### EXERCISES TO COMPLETE
1. In the provision on the Agent's duties, when must the Agent give the Lenders the information, notices and reports the Borrower is required to give the Agent?
2. Condense the paragraph of the provision on the Agent's duties that begins "With respect to its Rateable Portion" into a shorter version that keeps its main facts.
3. Edit the provision on the Agent's duties: begin at the words "Notwithstanding any other" and stop after "the Agent hereunder.", changing "Borrower" to "Company".

### TEXT SEGMENT
Notwithstanding any other provision herein, the Agent agrees to provide to the Lenders, with copies where appropriate, all information, notices and reports required to be given to the Agent by the Borrower hereunder, promptly upon receipt of same, excepting therefrom information and notices relating solely to the role of the Agent hereunder.
With respect to its Rateable Portion of the Commitment Amount and the Advances made by it as a Lender under the Credit Facility, as applicable, the Agent will have the same rights and powers under the Documents as any other Lender and may exercise the same as though it were not the Agent. The Agent may accept deposits from, lend money to, and generally engage in any kind of business with the Enerplus Parties, their shareholders or unitholders or any Person owned or controlled by any of them and any Person which may do business with any of them, all as if the Agent was not serving as Agent, and without any duty or obligation to account therefor to the Lenders.

### COLLECTED DATA
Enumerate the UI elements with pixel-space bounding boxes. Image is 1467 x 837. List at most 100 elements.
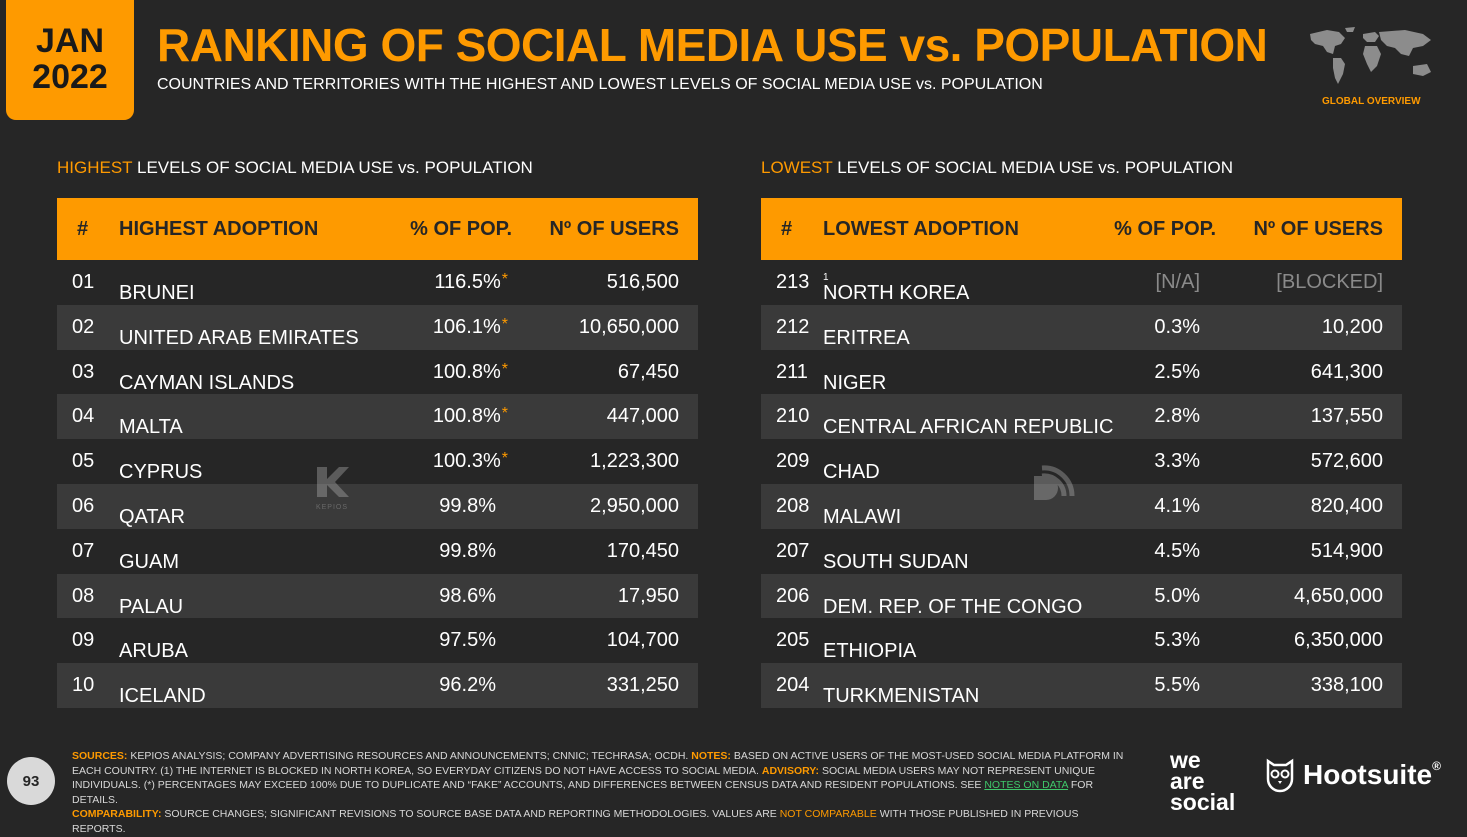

### RESULTS FOR EACH TASK
1. Promptly upon receipt.

2. As a Lender, the Agent has the same rights and powers under the Documents as any other Lender for its Rateable Portion of the Commitment Amount and its Advances. It may exercise them as if it were not the Agent. The Agent may also take deposits from, lend to and do any kind of business with the Enerplus Parties, their shareholders or unitholders, any Person they own or control, and anyone who does business with them. It may do so as if it were not the Agent, with no duty to account to the Lenders.

3.
Notwithstanding any other provision herein, the Agent agrees to provide to the Lenders, with copies where appropriate, all information, notices and reports required to be given to the Agent by the Company hereunder, promptly upon receipt of same, excepting therefrom information and notices relating solely to the role of the Agent hereunder.